[Set exercise]: Extract the complete data exactly as given.

[Material for this task]:

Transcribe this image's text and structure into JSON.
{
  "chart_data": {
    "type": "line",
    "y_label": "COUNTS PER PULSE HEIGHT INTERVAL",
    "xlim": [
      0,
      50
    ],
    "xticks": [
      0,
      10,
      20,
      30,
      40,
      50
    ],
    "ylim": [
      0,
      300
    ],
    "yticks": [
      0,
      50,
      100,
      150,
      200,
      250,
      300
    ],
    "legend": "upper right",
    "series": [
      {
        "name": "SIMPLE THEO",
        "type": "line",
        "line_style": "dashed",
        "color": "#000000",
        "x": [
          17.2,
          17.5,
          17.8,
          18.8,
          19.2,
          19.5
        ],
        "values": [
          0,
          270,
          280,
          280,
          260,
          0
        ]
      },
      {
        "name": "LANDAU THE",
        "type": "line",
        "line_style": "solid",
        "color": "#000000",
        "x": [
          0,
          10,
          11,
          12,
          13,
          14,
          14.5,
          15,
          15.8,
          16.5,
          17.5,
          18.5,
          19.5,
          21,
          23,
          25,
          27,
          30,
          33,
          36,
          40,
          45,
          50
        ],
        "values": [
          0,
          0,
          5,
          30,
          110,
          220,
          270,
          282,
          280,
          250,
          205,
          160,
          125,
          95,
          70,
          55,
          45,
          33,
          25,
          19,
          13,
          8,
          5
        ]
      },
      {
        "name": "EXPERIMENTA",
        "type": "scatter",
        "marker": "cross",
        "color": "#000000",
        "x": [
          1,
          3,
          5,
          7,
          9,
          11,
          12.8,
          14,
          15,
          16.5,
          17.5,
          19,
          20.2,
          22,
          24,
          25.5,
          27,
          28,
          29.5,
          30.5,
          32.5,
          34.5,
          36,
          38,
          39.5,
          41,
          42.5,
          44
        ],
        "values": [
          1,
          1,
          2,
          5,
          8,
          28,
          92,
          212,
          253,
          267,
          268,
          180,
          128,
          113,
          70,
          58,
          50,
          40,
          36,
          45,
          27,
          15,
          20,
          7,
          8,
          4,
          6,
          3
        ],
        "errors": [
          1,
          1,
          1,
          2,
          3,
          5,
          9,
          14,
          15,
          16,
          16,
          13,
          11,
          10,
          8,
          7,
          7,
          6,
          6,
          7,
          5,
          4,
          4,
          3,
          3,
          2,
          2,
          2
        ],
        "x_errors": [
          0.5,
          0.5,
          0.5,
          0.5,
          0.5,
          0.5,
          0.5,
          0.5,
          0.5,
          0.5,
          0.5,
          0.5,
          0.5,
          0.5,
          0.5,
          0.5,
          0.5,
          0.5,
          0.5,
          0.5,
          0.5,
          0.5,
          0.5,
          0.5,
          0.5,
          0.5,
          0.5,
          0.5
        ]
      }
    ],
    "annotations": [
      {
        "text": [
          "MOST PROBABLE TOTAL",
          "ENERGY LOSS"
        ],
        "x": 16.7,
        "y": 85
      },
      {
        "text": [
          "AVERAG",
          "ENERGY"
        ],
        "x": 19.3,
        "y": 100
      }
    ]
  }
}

[Answer for this exercise]:
Transcribe this image's text and structure into JSON.
{
  "chart_data": {
    "type": "line",
    "y_label": "COUNTS PER PULSE HEIGHT INTERVAL",
    "xlim": [
      0,
      50
    ],
    "xticks": [
      0,
      10,
      20,
      30,
      40,
      50
    ],
    "ylim": [
      0,
      300
    ],
    "yticks": [
      0,
      50,
      100,
      150,
      200,
      250,
      300
    ],
    "legend": "upper right",
    "series": [
      {
        "name": "SIMPLE THEO",
        "type": "line",
        "line_style": "dashed",
        "color": "#000000",
        "x": [
          17.2,
          17.5,
          17.8,
          18.8,
          19.2,
          19.5
        ],
        "values": [
          0,
          270,
          280,
          280,
          260,
          0
        ]
      },
      {
        "name": "LANDAU THE",
        "type": "line",
        "line_style": "solid",
        "color": "#000000",
        "x": [
          0,
          10,
          11,
          12,
          13,
          14,
          14.5,
          15,
          15.8,
          16.5,
          17.5,
          18.5,
          19.5,
          21,
          23,
          25,
          27,
          30,
          33,
          36,
          40,
          45,
          50
        ],
        "values": [
          0,
          0,
          5,
          30,
          110,
          220,
          270,
          282,
          280,
          250,
          205,
          160,
          125,
          95,
          70,
          55,
          45,
          33,
          25,
          19,
          13,
          8,
          5
        ]
      },
      {
        "name": "EXPERIMENTA",
        "type": "scatter",
        "marker": "cross",
        "color": "#000000",
        "x": [
          1,
          3,
          5,
          7,
          9,
          11,
          12.8,
          14,
          15,
          16.5,
          17.5,
          19,
          20.2,
          22,
          24,
          25.5,
          27,
          28,
          29.5,
          30.5,
          32.5,
          34.5,
          36,
          38,
          39.5,
          41,
          42.5,
          44
        ],
        "values": [
          1,
          1,
          2,
          5,
          8,
          28,
          92,
          212,
          253,
          267,
          268,
          180,
          128,
          113,
          70,
          58,
          50,
          40,
          36,
          45,
          27,
          15,
          20,
          7,
          8,
          4,
          6,
          3
        ],
        "errors": [
          1,
          1,
          1,
          2,
          3,
          5,
          9,
          14,
          15,
          16,
          16,
          13,
          11,
          10,
          8,
          7,
          7,
          6,
          6,
          7,
          5,
          4,
          4,
          3,
          3,
          2,
          2,
          2
        ],
        "x_errors": [
          0.5,
          0.5,
          0.5,
          0.5,
          0.5,
          0.5,
          0.5,
          0.5,
          0.5,
          0.5,
          0.5,
          0.5,
          0.5,
          0.5,
          0.5,
          0.5,
          0.5,
          0.5,
          0.5,
          0.5,
          0.5,
          0.5,
          0.5,
          0.5,
          0.5,
          0.5,
          0.5,
          0.5
        ]
      }
    ],
    "annotations": [
      {
        "text": [
          "MOST PROBABLE TOTAL",
          "ENERGY LOSS"
        ],
        "x": 16.7,
        "y": 85
      },
      {
        "text": [
          "AVERAG",
          "ENERGY"
        ],
        "x": 19.3,
        "y": 100
      }
    ]
  }
}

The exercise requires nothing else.